START Dataset

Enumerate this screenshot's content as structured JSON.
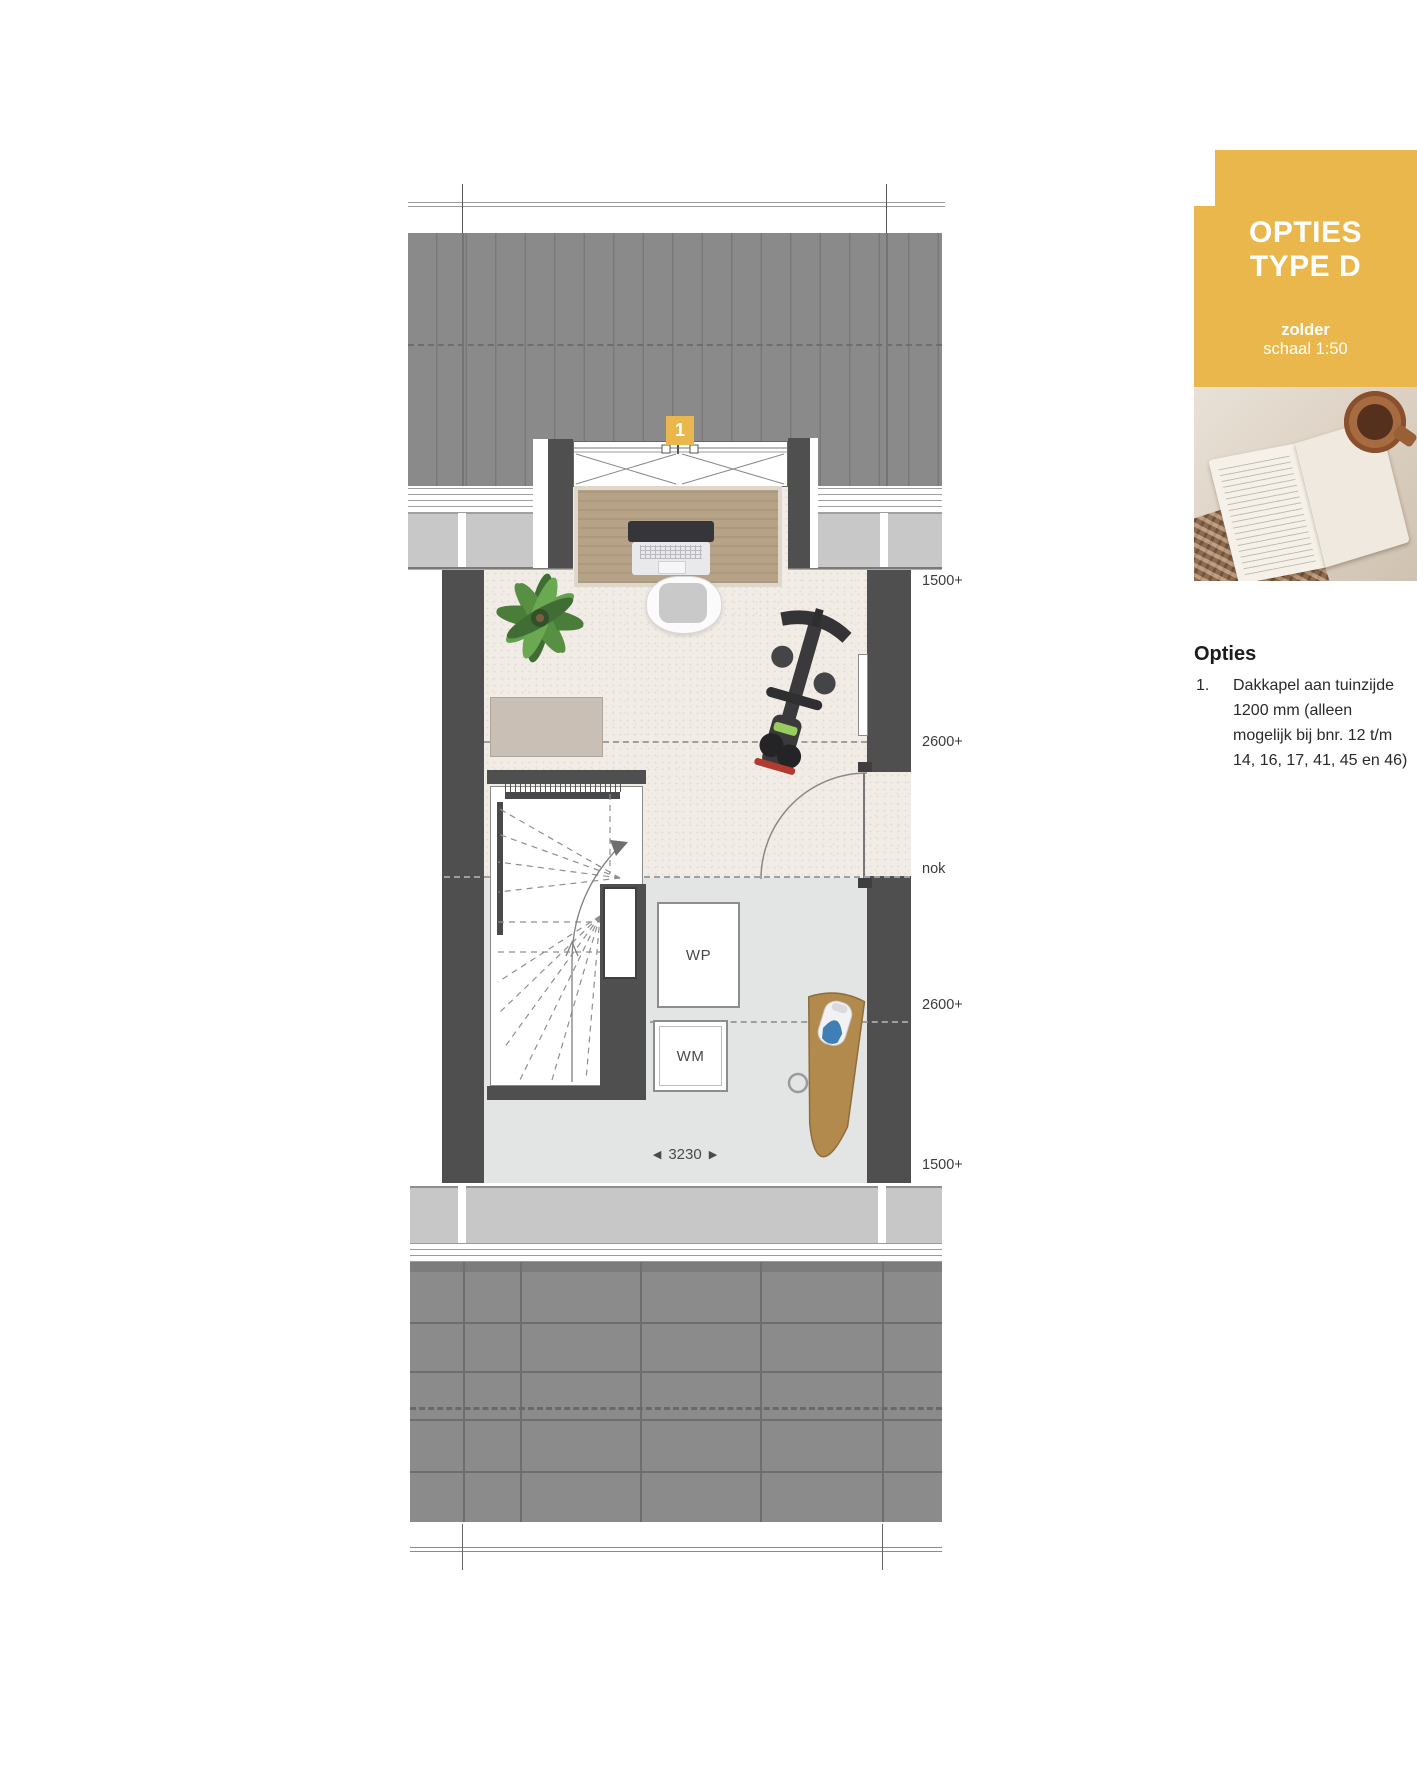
{
  "panel": {
    "title_line1": "OPTIES",
    "title_line2": "TYPE D",
    "subtitle": "zolder",
    "scale": "schaal 1:50",
    "accent_color": "#E9B74B"
  },
  "options": {
    "heading": "Opties",
    "items": [
      {
        "number": "1.",
        "text": "Dakkapel aan tuinzijde 1200 mm (alleen mogelijk bij bnr. 12 t/m 14, 16, 17, 41, 45 en 46)"
      }
    ]
  },
  "plan": {
    "option_marker": "1",
    "height_labels": [
      {
        "text": "1500+"
      },
      {
        "text": "2600+"
      },
      {
        "text": "nok"
      },
      {
        "text": "2600+"
      },
      {
        "text": "1500+"
      }
    ],
    "dimension": {
      "arrow_left": "◀",
      "value": "3230",
      "arrow_right": "▶"
    },
    "appliances": {
      "heat_pump": "WP",
      "washing_machine": "WM"
    },
    "colors": {
      "roof": "#8A8A8A",
      "wall": "#4F4F4F",
      "floor": "#E3E5E4",
      "carpet": "#F1ECE6",
      "wood": "#B5A287"
    }
  }
}
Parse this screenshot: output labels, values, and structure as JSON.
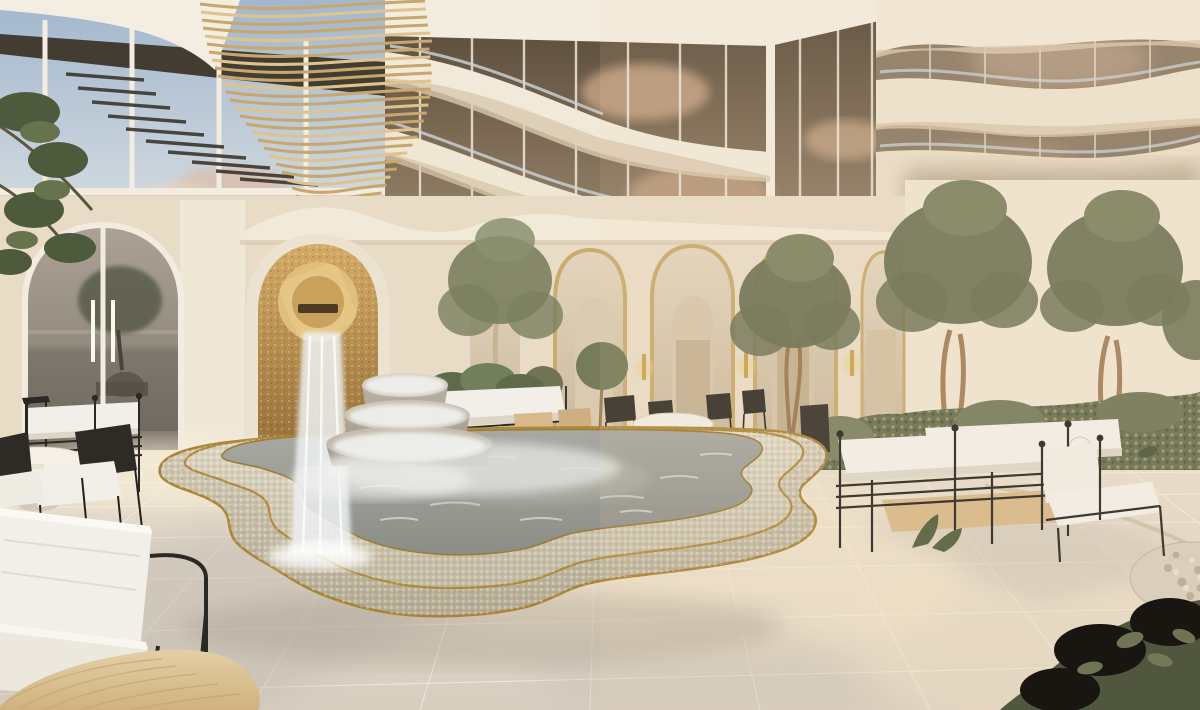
{
  "canvas": {
    "width": 1200,
    "height": 710
  },
  "scene": {
    "title_hidden": "",
    "type": "photorealistic architectural rendering, luxury resort courtyard",
    "lighting": "warm late-afternoon sunlight from the right, soft shadows",
    "objects": [
      {
        "name": "upper-glass-facade-left",
        "desc": "floor-to-ceiling glass wall reflecting blue sky and clouds, white mullions"
      },
      {
        "name": "gold-louver-sculpture",
        "desc": "curved fin sail of thin horizontal gold/wood slats in front of the glass"
      },
      {
        "name": "corner-glass-tower",
        "desc": "dark reflective curtain wall corner with cloud reflections and curved white balcony bands"
      },
      {
        "name": "right-balcony-bands",
        "desc": "three stacked wavy cream balcony slabs with glass railings receding right"
      },
      {
        "name": "arched-glass-door",
        "desc": "left wall arched glass door reflecting a tree, sea horizon and a tiered fountain, white frame and twin handles"
      },
      {
        "name": "fountain-niche",
        "desc": "arched niche with gold mosaic interior and a Moorish octofoil spout"
      },
      {
        "name": "waterfall",
        "desc": "sheet of water falling from the spout into the pool"
      },
      {
        "name": "tiered-fountain",
        "desc": "three stacked round stone bowls covered in cascading white water"
      },
      {
        "name": "mosaic-pool",
        "desc": "large scalloped quatrefoil pool with two stepped mosaic tiers, gold trim lines, grey-blue shimmering water"
      },
      {
        "name": "arcade",
        "desc": "row of tall arches with gold-flecked edges, inner arches, doors and wall sconces"
      },
      {
        "name": "olive-trees",
        "desc": "several potted and planted olive trees with pale twisting trunks"
      },
      {
        "name": "hedge",
        "desc": "low clipped green hedge along the right wall"
      },
      {
        "name": "daybed-group-right",
        "desc": "white cushioned daybeds and armchair with thin black iron rail frames and ball finials"
      },
      {
        "name": "dining-set",
        "desc": "round white table with dark metal chairs under the arcade"
      },
      {
        "name": "sofa-group-left",
        "desc": "white rail sofa, round white table and black-frame lounge chairs near the glass wall"
      },
      {
        "name": "foreground-lounge-chair",
        "desc": "white boucle lounge chair with thin black tube frame, bottom left"
      },
      {
        "name": "wood-table-corner",
        "desc": "light oak tabletop corner entering the frame at bottom left"
      },
      {
        "name": "stone-floor",
        "desc": "large-format travertine pavers with sun patches and cool shadows"
      },
      {
        "name": "pebble-inlay",
        "desc": "curved pebble mosaic border and circle at right edge of paving"
      },
      {
        "name": "dark-foliage-corner",
        "desc": "dark leafy branches entering bottom-right corner"
      }
    ]
  },
  "palette": {
    "base_cream": "#eae0cf",
    "wall_lit": "#f0e7d5",
    "wall_mid": "#e8dcc7",
    "wall_shade": "#d8c8ae",
    "sky_reflection_top": "#a3b7cd",
    "sky_reflection_bottom": "#cfd8dd",
    "dark_glass": "#6a5a48",
    "cloud_tan": "#c8a687",
    "gold_slat": "#c9a76c",
    "gold_slat_bright": "#dfc38c",
    "niche_gold_light": "#cfa660",
    "niche_gold_dark": "#96703a",
    "gold_trim": "#aa8538",
    "water_grey": "#9b9c96",
    "mosaic_light": "#d9d2c0",
    "mosaic_face": "#c3baa5",
    "floor_light": "#e9dfcd",
    "floor_shadow": "#c3bcb2",
    "sun_patch": "#f6e7cb",
    "wood_light": "#e0c9a0",
    "iron_black": "#2c2823",
    "cushion_white": "#f2efe8",
    "olive_green": "#6d7254",
    "olive_dark": "#565c42",
    "trunk_tan": "#a3815a",
    "hedge_green": "#6a7051"
  }
}
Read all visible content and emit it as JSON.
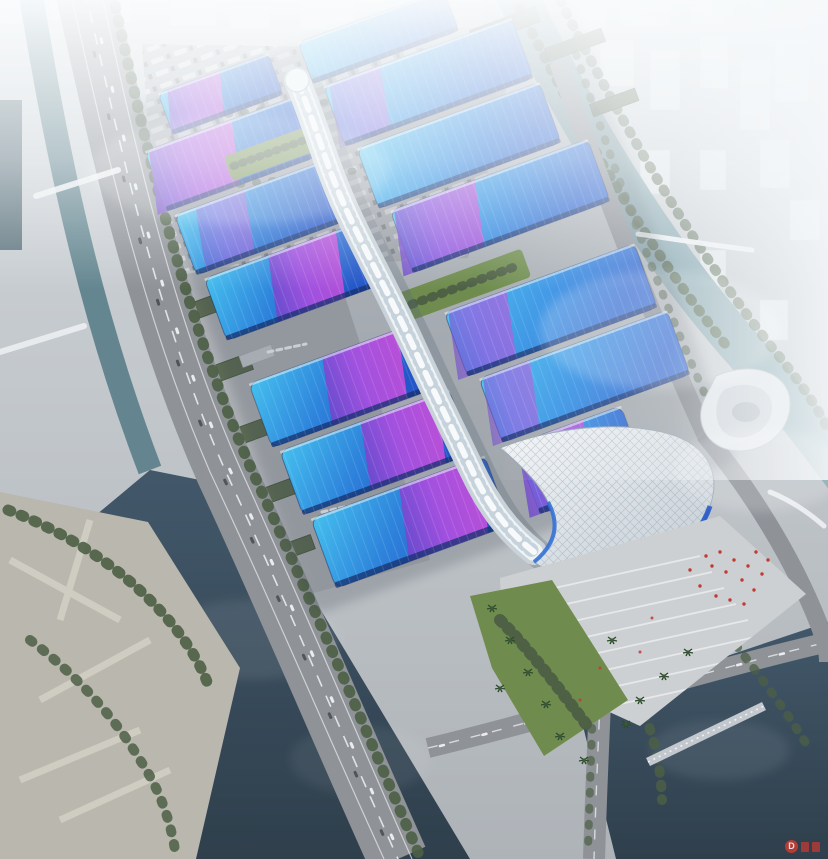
{
  "meta": {
    "title": "Aerial rendering of a riverside exhibition and convention center",
    "width_px": 828,
    "height_px": 859
  },
  "scene": {
    "regions": [
      {
        "name": "foggy-city-skyline",
        "position": "top"
      },
      {
        "name": "river-east",
        "position": "upper-right"
      },
      {
        "name": "canal-west",
        "position": "upper-left"
      },
      {
        "name": "highway-west",
        "position": "left"
      },
      {
        "name": "truck-parking",
        "position": "upper-left"
      },
      {
        "name": "service-yards",
        "position": "west-of-halls"
      },
      {
        "name": "exhibition-halls",
        "position": "center"
      },
      {
        "name": "serpentine-skywalk",
        "position": "central-spine"
      },
      {
        "name": "south-entrance-canopy",
        "position": "bottom-center"
      },
      {
        "name": "arrival-plaza",
        "position": "bottom-center"
      },
      {
        "name": "swirl-landmark-building",
        "position": "east-of-entrance"
      },
      {
        "name": "waterfront-park",
        "position": "bottom-left"
      },
      {
        "name": "river-southwest",
        "position": "bottom-left"
      },
      {
        "name": "pond-southeast",
        "position": "bottom-right"
      }
    ],
    "exhibition_halls": {
      "rows": 7,
      "layout": "paired halls split by central serpentine skywalk",
      "roof_finish": "blue gradient roofs with diagonal purple-magenta ribbon stripes",
      "green_courtyards": 2
    },
    "crowd": {
      "description": "visitors rendered as red specks on entrance plaza"
    }
  },
  "colors": {
    "ground": "#b7bbc0",
    "fog": "#f4f7f9",
    "waterDark": "#3e5362",
    "waterTeal": "#7fa3ab",
    "canal": "#5f828c",
    "road": "#8f9398",
    "roadLight": "#9a9ea3",
    "laneWhite": "#e9ecee",
    "treeDark": "#4c5f45",
    "lawn": "#6f8c4e",
    "lawnDark": "#55713c",
    "roofCyan": "#45c0ee",
    "roofBlue": "#2e84dc",
    "roofDeep": "#2356c8",
    "roofEdge": "#16306e",
    "purple": "#6a48cc",
    "magenta": "#c44fd8",
    "spine": "#eef3f6",
    "canopy": "#e8edf0",
    "plaza": "#cdd0d3",
    "parkBase": "#b9b7ae",
    "parkPath": "#cfccc2",
    "cityBlock": "#e3e8eb",
    "crowdRed": "#c23b33",
    "watermark": "#cf3a31"
  },
  "watermark": {
    "symbol": "D",
    "glyph_blocks": 2
  }
}
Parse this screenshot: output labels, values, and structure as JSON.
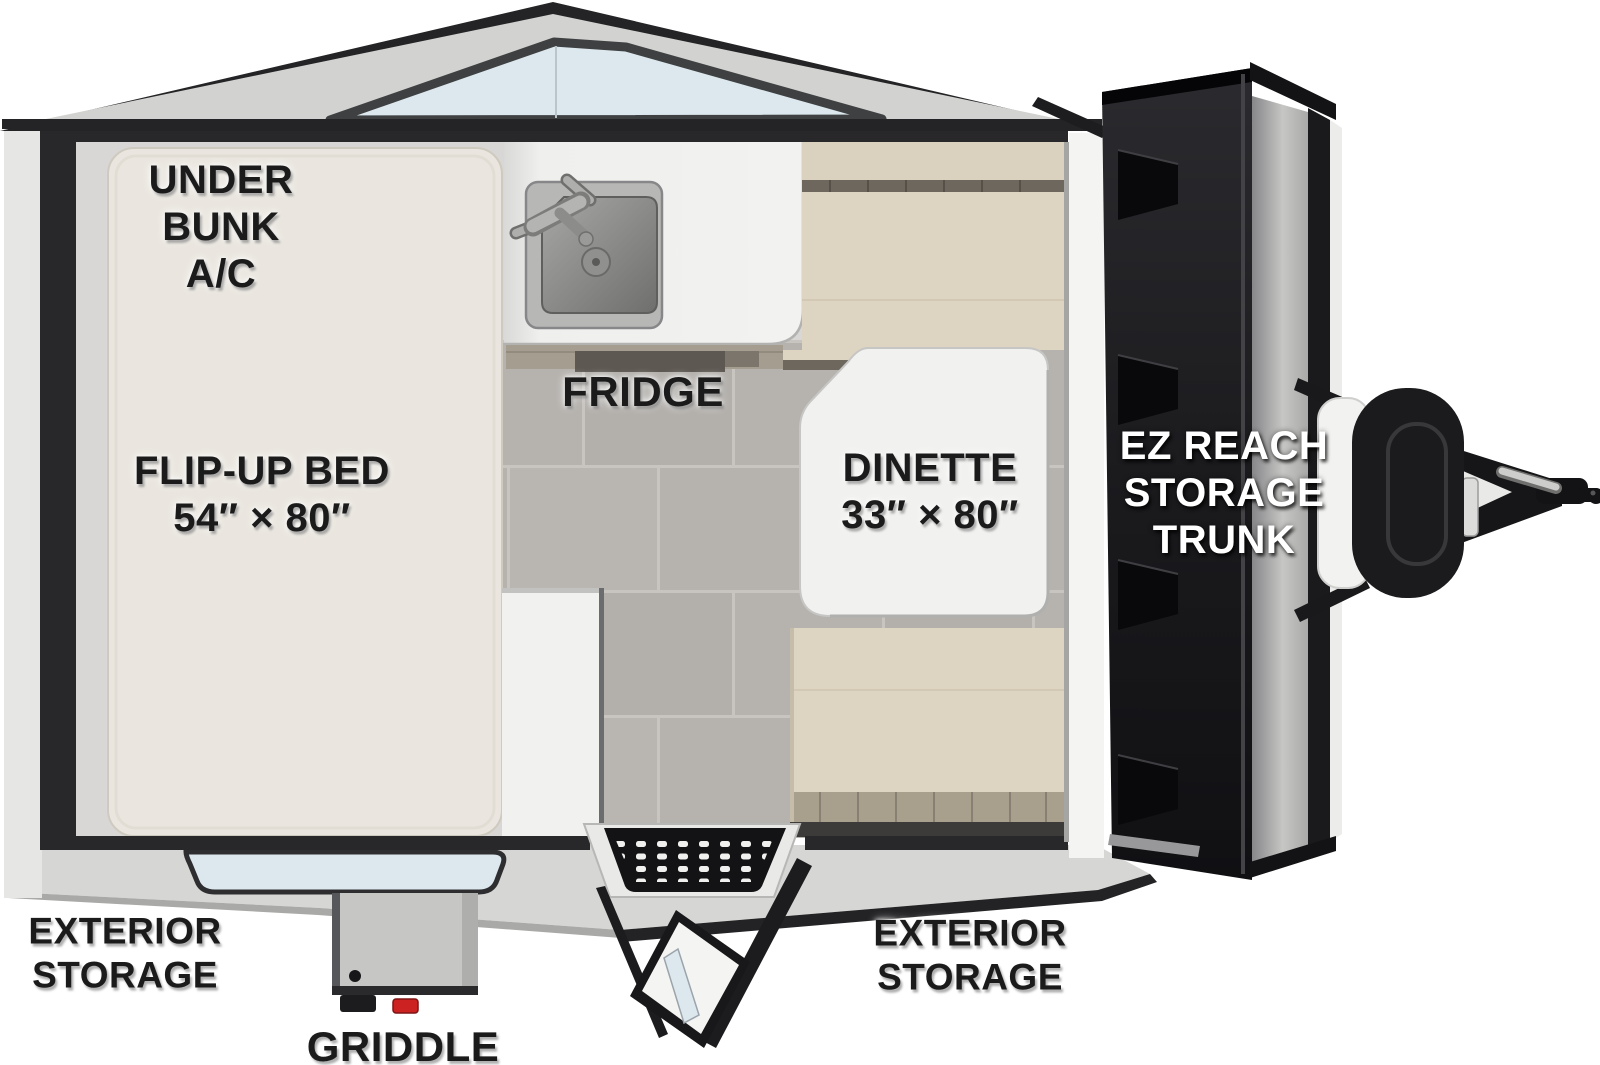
{
  "floorplan": {
    "type": "travel-trailer-floorplan",
    "labels": {
      "under_bunk_ac": "UNDER\nBUNK\nA/C",
      "flip_up_bed": "FLIP-UP BED\n54″ × 80″",
      "fridge": "FRIDGE",
      "dinette": "DINETTE\n33″ × 80″",
      "ez_reach_storage_trunk": "EZ REACH\nSTORAGE\nTRUNK",
      "exterior_storage_left": "EXTERIOR\nSTORAGE",
      "exterior_storage_right": "EXTERIOR\nSTORAGE",
      "griddle": "GRIDDLE"
    },
    "dimensions": {
      "flip_up_bed": "54″ × 80″",
      "dinette": "33″ × 80″"
    },
    "features": [
      "Flip-up bed",
      "Under bunk A/C",
      "Sink",
      "Fridge",
      "Dinette",
      "EZ Reach storage trunk",
      "Exterior storage (street side)",
      "Exterior storage (camp side)",
      "Griddle",
      "Entry door with step mat",
      "Front peak window",
      "Side window",
      "A-frame tongue with propane tank and coupler"
    ],
    "colors": {
      "wall_trim": "#28282a",
      "roof_shell": "#d2d2d0",
      "window_glass": "#dce8ee",
      "interior": "#d8d7d5",
      "bed_mattress": "#eae6df",
      "cushion_tan": "#ded4c2",
      "floor_tile": "#b6b3af",
      "table_white": "#f1f1ef",
      "trunk_door_black": "#1c1c1e",
      "griddle_valve_red": "#cc2222"
    }
  }
}
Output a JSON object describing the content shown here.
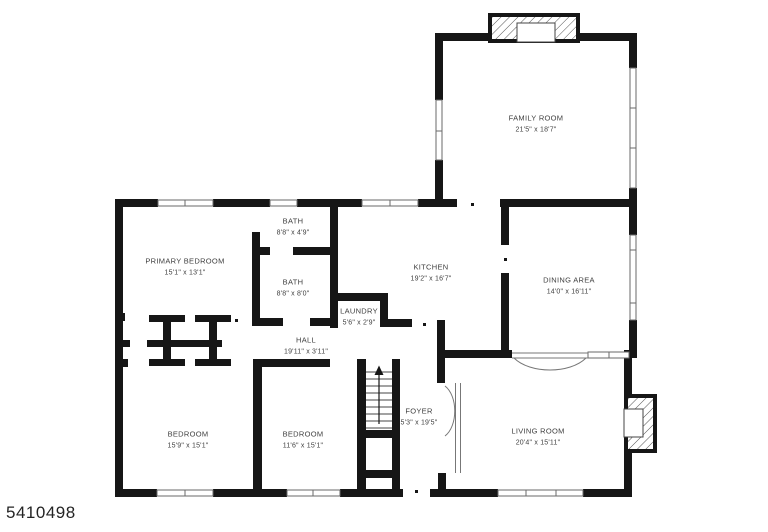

END Dataset

→ Stated exercise:
Extract every line of the records above that contains the word "arcade".

→ Correct result:
        "name": "arcade",
        "desc": "round white table with dark metal chairs under the arcade"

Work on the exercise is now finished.